→ Objective
Leaving out all images, write out the records that follow exactly.

Figure record listings:
========================
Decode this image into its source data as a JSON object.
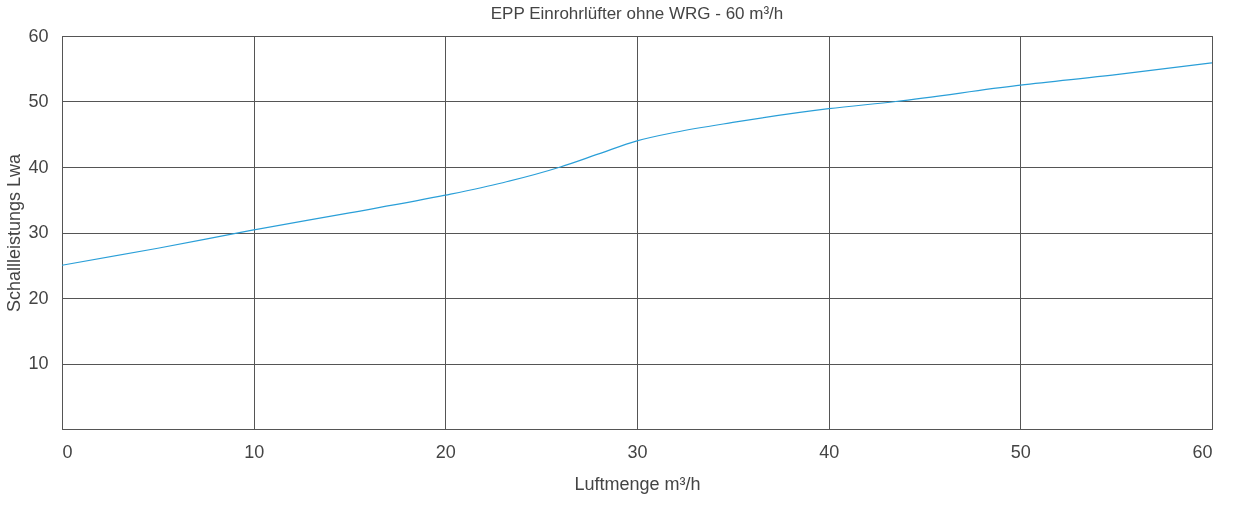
{
  "chart_data": {
    "type": "line",
    "title": "EPP Einrohrlüfter ohne WRG - 60 m³/h",
    "xlabel": "Luftmenge  m³/h",
    "ylabel": "Schallleistungs Lwa",
    "xlim": [
      0,
      60
    ],
    "xticks": [
      0,
      10,
      20,
      30,
      40,
      50,
      60
    ],
    "ylim": [
      0,
      60
    ],
    "yticks": [
      10,
      20,
      30,
      40,
      50,
      60
    ],
    "grid": true,
    "marker": "none",
    "line_style": "solid",
    "series": [
      {
        "color": "#2a9fd8",
        "x": [
          0,
          5,
          10,
          15,
          20,
          23,
          26,
          28,
          30,
          32,
          35,
          40,
          43.5,
          50,
          55,
          60
        ],
        "values": [
          25,
          27.6,
          30.4,
          33,
          35.7,
          37.6,
          40,
          42,
          44,
          45.3,
          46.8,
          48.9,
          50,
          52.5,
          54.1,
          55.9
        ]
      }
    ]
  }
}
========================
→ Result of this exercise
Decode this image into its source data as a JSON object.
{
  "chart_data": {
    "type": "line",
    "title": "EPP Einrohrlüfter ohne WRG - 60 m³/h",
    "xlabel": "Luftmenge  m³/h",
    "ylabel": "Schallleistungs Lwa",
    "xlim": [
      0,
      60
    ],
    "xticks": [
      0,
      10,
      20,
      30,
      40,
      50,
      60
    ],
    "ylim": [
      0,
      60
    ],
    "yticks": [
      10,
      20,
      30,
      40,
      50,
      60
    ],
    "grid": true,
    "marker": "none",
    "line_style": "solid",
    "series": [
      {
        "color": "#2a9fd8",
        "x": [
          0,
          5,
          10,
          15,
          20,
          23,
          26,
          28,
          30,
          32,
          35,
          40,
          43.5,
          50,
          55,
          60
        ],
        "values": [
          25,
          27.6,
          30.4,
          33,
          35.7,
          37.6,
          40,
          42,
          44,
          45.3,
          46.8,
          48.9,
          50,
          52.5,
          54.1,
          55.9
        ]
      }
    ]
  }
}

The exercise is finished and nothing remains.